Record extracts section start
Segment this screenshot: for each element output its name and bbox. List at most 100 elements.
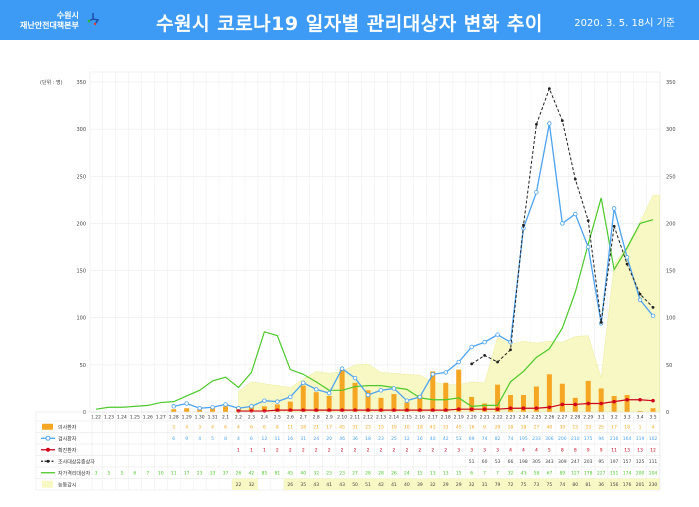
table-cell-highlight xyxy=(491,478,505,490)
y-tick-label-right: 150 xyxy=(666,269,676,275)
point-tested-patients xyxy=(586,244,591,250)
y-tick-label-right: 100 xyxy=(666,316,676,322)
table-cell: 23 xyxy=(197,471,203,477)
x-tick-label: 3.5 xyxy=(649,415,656,421)
point-tested-patients xyxy=(624,255,630,260)
bar-suspected-patients xyxy=(508,395,514,412)
point-tested-patients xyxy=(391,386,397,391)
logo-line1: 수원시 xyxy=(56,11,79,20)
point-confirmed-patients xyxy=(547,405,552,410)
legend-label: 능동감시 xyxy=(58,481,76,488)
point-tested-patients xyxy=(262,398,267,403)
point-tested-patients xyxy=(573,211,578,217)
table-cell-highlight xyxy=(232,478,245,490)
table-cell: 16 xyxy=(417,436,423,442)
table-cell-highlight xyxy=(478,478,492,490)
table-cell: 3 xyxy=(95,471,98,477)
table-cell: 2 xyxy=(328,448,331,454)
x-tick-label: 2.13 xyxy=(376,415,386,421)
x-tick-label: 3.2 xyxy=(611,415,618,421)
bar-suspected-patients xyxy=(365,390,371,412)
table-cell: 4 xyxy=(237,425,240,431)
unit-label: (단위 : 명) xyxy=(40,79,63,86)
legend-label: 조사대상유증상자 xyxy=(58,458,95,465)
table-cell: 74 xyxy=(482,436,488,442)
table-cell: 1 xyxy=(237,448,240,454)
bar-suspected-patients xyxy=(210,408,216,412)
table-cell-highlight xyxy=(361,478,375,490)
table-cell: 60 xyxy=(482,459,488,465)
bar-suspected-patients xyxy=(469,396,475,412)
table-cell-highlight xyxy=(594,478,608,490)
table-cell-highlight xyxy=(529,478,543,490)
table-cell: 305 xyxy=(532,459,541,465)
point-tested-patients xyxy=(352,375,358,381)
point-symptomatic-investigation xyxy=(586,219,590,223)
table-cell: 46 xyxy=(339,436,345,442)
table-cell: 3 xyxy=(457,448,460,454)
legend-label: 자가격리대상자 xyxy=(58,470,91,477)
point-confirmed-patients xyxy=(651,398,655,403)
table-cell: 51 xyxy=(469,459,475,465)
table-cell: 43 xyxy=(430,425,436,431)
x-tick-label: 1.29 xyxy=(182,415,192,421)
table-cell: 119 xyxy=(636,436,645,442)
logo: 수원시 재난안전대책본부 xyxy=(20,11,79,31)
table-cell: 26 xyxy=(287,482,293,488)
point-tested-patients xyxy=(171,404,176,409)
bar-suspected-patients xyxy=(261,406,267,412)
table-cell: 50 xyxy=(352,482,358,488)
point-confirmed-patients xyxy=(573,402,578,407)
table-cell: 18 xyxy=(624,425,630,431)
table-cell: 32 xyxy=(313,471,319,477)
x-tick-label: 3.4 xyxy=(636,415,643,421)
x-tick-label: 2.5 xyxy=(274,415,281,421)
table-cell: 18 xyxy=(365,436,371,442)
table-cell: 203 xyxy=(584,459,593,465)
x-tick-label: 3.1 xyxy=(598,415,605,421)
x-tick-label: 2.19 xyxy=(454,415,464,421)
table-cell: 16 xyxy=(287,436,293,442)
table-cell-highlight xyxy=(283,478,297,490)
table-cell: 309 xyxy=(558,459,567,465)
table-cell: 81 xyxy=(274,471,280,477)
table-cell: 2 xyxy=(341,448,344,454)
table-cell: 102 xyxy=(649,436,658,442)
table-cell: 45 xyxy=(456,425,462,431)
table-cell: 2 xyxy=(315,448,318,454)
table-cell-highlight xyxy=(607,478,621,490)
x-tick-label: 2.23 xyxy=(505,415,515,421)
table-cell: 5 xyxy=(211,436,214,442)
x-tick-label: 1.23 xyxy=(104,415,114,421)
table-cell: 6 xyxy=(172,436,175,442)
table-cell: 66 xyxy=(508,459,514,465)
table-cell-highlight xyxy=(413,478,427,490)
table-cell: 8 xyxy=(224,436,227,442)
point-confirmed-patients xyxy=(340,408,344,412)
point-tested-patients xyxy=(365,392,371,398)
legend-key-marker xyxy=(46,459,50,463)
x-tick-label: 2.3 xyxy=(248,415,255,421)
table-cell: 156 xyxy=(610,482,619,488)
table-cell: 200 xyxy=(558,436,567,442)
point-tested-patients xyxy=(547,121,552,126)
point-confirmed-patients xyxy=(612,399,616,404)
x-tick-label: 1.25 xyxy=(130,415,140,421)
table-cell: 74 xyxy=(559,482,565,488)
x-tick-label: 2.29 xyxy=(583,415,593,421)
x-tick-label: 2.9 xyxy=(326,415,333,421)
table-cell: 45 xyxy=(287,471,293,477)
x-tick-label: 2.18 xyxy=(441,415,451,421)
table-cell: 1 xyxy=(263,448,266,454)
table-cell: 12 xyxy=(650,448,656,454)
x-tick-label: 1.27 xyxy=(156,415,166,421)
table-cell-highlight xyxy=(516,478,530,490)
table-cell: 4 xyxy=(211,425,214,431)
legend-key-marker xyxy=(45,435,51,441)
y-tick-label-right: 200 xyxy=(666,221,676,227)
x-tick-label: 2.16 xyxy=(415,415,425,421)
table-cell: 41 xyxy=(326,482,332,488)
point-tested-patients xyxy=(650,313,656,319)
legend-label: 의사환자 xyxy=(58,424,77,431)
point-tested-patients xyxy=(456,359,461,365)
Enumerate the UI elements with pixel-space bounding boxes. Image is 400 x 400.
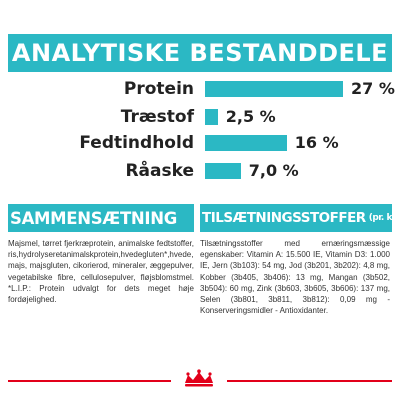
Record extracts section end
## [Your assignment]
Write out every entry exactly. Pictures do not belong in the copy.

## [Output below]
Segment this screenshot: for each element output its name and bbox. List at most 100 elements.
table-cell-highlight xyxy=(491,478,505,490)
y-tick-label-right: 150 xyxy=(666,269,676,275)
point-tested-patients xyxy=(586,244,591,250)
y-tick-label-right: 100 xyxy=(666,316,676,322)
table-cell: 23 xyxy=(197,471,203,477)
x-tick-label: 3.5 xyxy=(649,415,656,421)
point-tested-patients xyxy=(624,255,630,260)
bar-suspected-patients xyxy=(508,395,514,412)
point-tested-patients xyxy=(391,386,397,391)
logo-line1: 수원시 xyxy=(56,11,79,20)
point-confirmed-patients xyxy=(547,405,552,410)
legend-label: 능동감시 xyxy=(58,481,76,488)
point-tested-patients xyxy=(262,398,267,403)
point-tested-patients xyxy=(573,211,578,217)
table-cell-highlight xyxy=(232,478,245,490)
table-cell: 16 xyxy=(417,436,423,442)
table-cell-highlight xyxy=(478,478,492,490)
table-cell: 3 xyxy=(95,471,98,477)
table-cell: 2 xyxy=(328,448,331,454)
x-tick-label: 2.13 xyxy=(376,415,386,421)
x-tick-label: 3.2 xyxy=(611,415,618,421)
bar-suspected-patients xyxy=(365,390,371,412)
table-cell: 4 xyxy=(237,425,240,431)
unit-label: (단위 : 명) xyxy=(40,79,63,86)
legend-label: 조사대상유증상자 xyxy=(58,458,95,465)
table-cell: 74 xyxy=(482,436,488,442)
table-cell: 1 xyxy=(237,448,240,454)
bar-suspected-patients xyxy=(210,408,216,412)
table-cell-highlight xyxy=(361,478,375,490)
table-cell: 60 xyxy=(482,459,488,465)
bar-suspected-patients xyxy=(469,396,475,412)
table-cell-highlight xyxy=(594,478,608,490)
table-cell-highlight xyxy=(529,478,543,490)
table-cell: 305 xyxy=(532,459,541,465)
point-tested-patients xyxy=(352,375,358,381)
point-symptomatic-investigation xyxy=(586,219,590,223)
table-cell: 46 xyxy=(339,436,345,442)
table-cell: 3 xyxy=(457,448,460,454)
legend-label: 자가격리대상자 xyxy=(58,470,91,477)
point-confirmed-patients xyxy=(651,398,655,403)
table-cell: 51 xyxy=(469,459,475,465)
table-cell: 43 xyxy=(430,425,436,431)
x-tick-label: 1.29 xyxy=(182,415,192,421)
table-cell: 119 xyxy=(636,436,645,442)
logo: 수원시 재난안전대책본부 xyxy=(20,11,79,31)
table-cell: 26 xyxy=(287,482,293,488)
point-tested-patients xyxy=(171,404,176,409)
bar-suspected-patients xyxy=(261,406,267,412)
table-cell: 50 xyxy=(352,482,358,488)
point-confirmed-patients xyxy=(573,402,578,407)
table-cell: 18 xyxy=(624,425,630,431)
table-cell: 32 xyxy=(313,471,319,477)
x-tick-label: 3.4 xyxy=(636,415,643,421)
x-tick-label: 2.5 xyxy=(274,415,281,421)
table-cell: 18 xyxy=(365,436,371,442)
table-cell: 203 xyxy=(584,459,593,465)
x-tick-label: 3.1 xyxy=(598,415,605,421)
x-tick-label: 2.19 xyxy=(454,415,464,421)
table-cell: 16 xyxy=(287,436,293,442)
table-cell-highlight xyxy=(283,478,297,490)
table-cell: 309 xyxy=(558,459,567,465)
table-cell: 81 xyxy=(274,471,280,477)
table-cell: 2 xyxy=(341,448,344,454)
table-cell: 102 xyxy=(649,436,658,442)
table-cell: 45 xyxy=(456,425,462,431)
table-cell: 2 xyxy=(315,448,318,454)
table-cell-highlight xyxy=(607,478,621,490)
x-tick-label: 2.23 xyxy=(505,415,515,421)
table-cell: 5 xyxy=(211,436,214,442)
x-tick-label: 1.23 xyxy=(104,415,114,421)
table-cell: 6 xyxy=(172,436,175,442)
table-cell: 66 xyxy=(508,459,514,465)
table-cell-highlight xyxy=(413,478,427,490)
table-cell: 8 xyxy=(224,436,227,442)
point-confirmed-patients xyxy=(340,408,344,412)
point-tested-patients xyxy=(365,392,371,398)
legend-key-marker xyxy=(46,459,50,463)
x-tick-label: 2.3 xyxy=(248,415,255,421)
table-cell: 156 xyxy=(610,482,619,488)
table-cell: 200 xyxy=(558,436,567,442)
point-tested-patients xyxy=(547,121,552,126)
point-confirmed-patients xyxy=(612,399,616,404)
x-tick-label: 1.25 xyxy=(130,415,140,421)
table-cell: 74 xyxy=(559,482,565,488)
x-tick-label: 2.29 xyxy=(583,415,593,421)
x-tick-label: 2.9 xyxy=(326,415,333,421)
table-cell: 45 xyxy=(287,471,293,477)
x-tick-label: 2.18 xyxy=(441,415,451,421)
table-cell: 1 xyxy=(263,448,266,454)
table-cell: 12 xyxy=(650,448,656,454)
x-tick-label: 1.27 xyxy=(156,415,166,421)
table-cell-highlight xyxy=(516,478,530,490)
table-cell: 4 xyxy=(211,425,214,431)
legend-key-marker xyxy=(45,435,51,441)
y-tick-label-right: 200 xyxy=(666,221,676,227)
x-tick-label: 2.16 xyxy=(415,415,425,421)
table-cell: 41 xyxy=(326,482,332,488)
point-tested-patients xyxy=(650,313,656,319)
legend-label: 의사환자 xyxy=(58,424,77,431)
point-tested-patients xyxy=(456,359,461,365)
Enumerate the UI elements with pixel-space bounding boxes. Image is 400 x 400.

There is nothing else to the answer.